REQUIRED TASK
Quote all entries in full, exactly.

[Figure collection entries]
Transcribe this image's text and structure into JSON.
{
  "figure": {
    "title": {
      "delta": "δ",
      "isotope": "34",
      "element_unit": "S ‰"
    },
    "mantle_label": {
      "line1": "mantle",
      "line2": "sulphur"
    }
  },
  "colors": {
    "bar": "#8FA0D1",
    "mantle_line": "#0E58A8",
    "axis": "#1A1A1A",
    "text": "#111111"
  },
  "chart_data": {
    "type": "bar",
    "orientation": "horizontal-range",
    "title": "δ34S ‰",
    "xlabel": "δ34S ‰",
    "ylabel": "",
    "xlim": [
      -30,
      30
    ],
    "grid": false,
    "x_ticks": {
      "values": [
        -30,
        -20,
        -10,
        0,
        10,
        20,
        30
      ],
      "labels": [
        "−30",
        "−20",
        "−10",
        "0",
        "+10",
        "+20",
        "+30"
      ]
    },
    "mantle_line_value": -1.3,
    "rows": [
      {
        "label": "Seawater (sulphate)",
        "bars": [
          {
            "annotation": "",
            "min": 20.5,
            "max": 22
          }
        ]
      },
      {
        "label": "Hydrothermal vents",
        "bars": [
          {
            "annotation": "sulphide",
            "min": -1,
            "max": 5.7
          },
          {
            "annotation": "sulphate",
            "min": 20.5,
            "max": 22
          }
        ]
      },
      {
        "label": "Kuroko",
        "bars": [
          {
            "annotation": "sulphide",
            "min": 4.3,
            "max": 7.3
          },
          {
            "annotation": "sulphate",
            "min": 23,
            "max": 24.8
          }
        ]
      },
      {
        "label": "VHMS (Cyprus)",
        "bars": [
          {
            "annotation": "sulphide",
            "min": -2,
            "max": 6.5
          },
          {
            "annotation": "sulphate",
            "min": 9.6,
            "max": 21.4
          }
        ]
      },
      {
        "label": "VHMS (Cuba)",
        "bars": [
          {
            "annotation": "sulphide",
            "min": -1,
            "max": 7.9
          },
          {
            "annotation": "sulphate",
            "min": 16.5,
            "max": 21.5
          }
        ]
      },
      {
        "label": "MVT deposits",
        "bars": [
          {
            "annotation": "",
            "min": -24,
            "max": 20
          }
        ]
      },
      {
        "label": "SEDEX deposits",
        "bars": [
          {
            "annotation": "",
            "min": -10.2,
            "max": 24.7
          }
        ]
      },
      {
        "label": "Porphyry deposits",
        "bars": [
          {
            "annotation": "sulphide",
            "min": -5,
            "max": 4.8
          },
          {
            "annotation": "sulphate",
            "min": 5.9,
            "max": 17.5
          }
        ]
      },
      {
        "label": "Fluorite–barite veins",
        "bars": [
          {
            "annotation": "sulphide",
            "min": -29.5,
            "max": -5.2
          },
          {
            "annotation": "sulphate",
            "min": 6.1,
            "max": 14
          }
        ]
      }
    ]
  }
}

THE SOLUTION
Transcribe this image's text and structure into JSON.
{
  "figure": {
    "title": {
      "delta": "δ",
      "isotope": "34",
      "element_unit": "S ‰"
    },
    "mantle_label": {
      "line1": "mantle",
      "line2": "sulphur"
    }
  },
  "colors": {
    "bar": "#8FA0D1",
    "mantle_line": "#0E58A8",
    "axis": "#1A1A1A",
    "text": "#111111"
  },
  "chart_data": {
    "type": "bar",
    "orientation": "horizontal-range",
    "title": "δ34S ‰",
    "xlabel": "δ34S ‰",
    "ylabel": "",
    "xlim": [
      -30,
      30
    ],
    "grid": false,
    "x_ticks": {
      "values": [
        -30,
        -20,
        -10,
        0,
        10,
        20,
        30
      ],
      "labels": [
        "−30",
        "−20",
        "−10",
        "0",
        "+10",
        "+20",
        "+30"
      ]
    },
    "mantle_line_value": -1.3,
    "rows": [
      {
        "label": "Seawater (sulphate)",
        "bars": [
          {
            "annotation": "",
            "min": 20.5,
            "max": 22
          }
        ]
      },
      {
        "label": "Hydrothermal vents",
        "bars": [
          {
            "annotation": "sulphide",
            "min": -1,
            "max": 5.7
          },
          {
            "annotation": "sulphate",
            "min": 20.5,
            "max": 22
          }
        ]
      },
      {
        "label": "Kuroko",
        "bars": [
          {
            "annotation": "sulphide",
            "min": 4.3,
            "max": 7.3
          },
          {
            "annotation": "sulphate",
            "min": 23,
            "max": 24.8
          }
        ]
      },
      {
        "label": "VHMS (Cyprus)",
        "bars": [
          {
            "annotation": "sulphide",
            "min": -2,
            "max": 6.5
          },
          {
            "annotation": "sulphate",
            "min": 9.6,
            "max": 21.4
          }
        ]
      },
      {
        "label": "VHMS (Cuba)",
        "bars": [
          {
            "annotation": "sulphide",
            "min": -1,
            "max": 7.9
          },
          {
            "annotation": "sulphate",
            "min": 16.5,
            "max": 21.5
          }
        ]
      },
      {
        "label": "MVT deposits",
        "bars": [
          {
            "annotation": "",
            "min": -24,
            "max": 20
          }
        ]
      },
      {
        "label": "SEDEX deposits",
        "bars": [
          {
            "annotation": "",
            "min": -10.2,
            "max": 24.7
          }
        ]
      },
      {
        "label": "Porphyry deposits",
        "bars": [
          {
            "annotation": "sulphide",
            "min": -5,
            "max": 4.8
          },
          {
            "annotation": "sulphate",
            "min": 5.9,
            "max": 17.5
          }
        ]
      },
      {
        "label": "Fluorite–barite veins",
        "bars": [
          {
            "annotation": "sulphide",
            "min": -29.5,
            "max": -5.2
          },
          {
            "annotation": "sulphate",
            "min": 6.1,
            "max": 14
          }
        ]
      }
    ]
  }
}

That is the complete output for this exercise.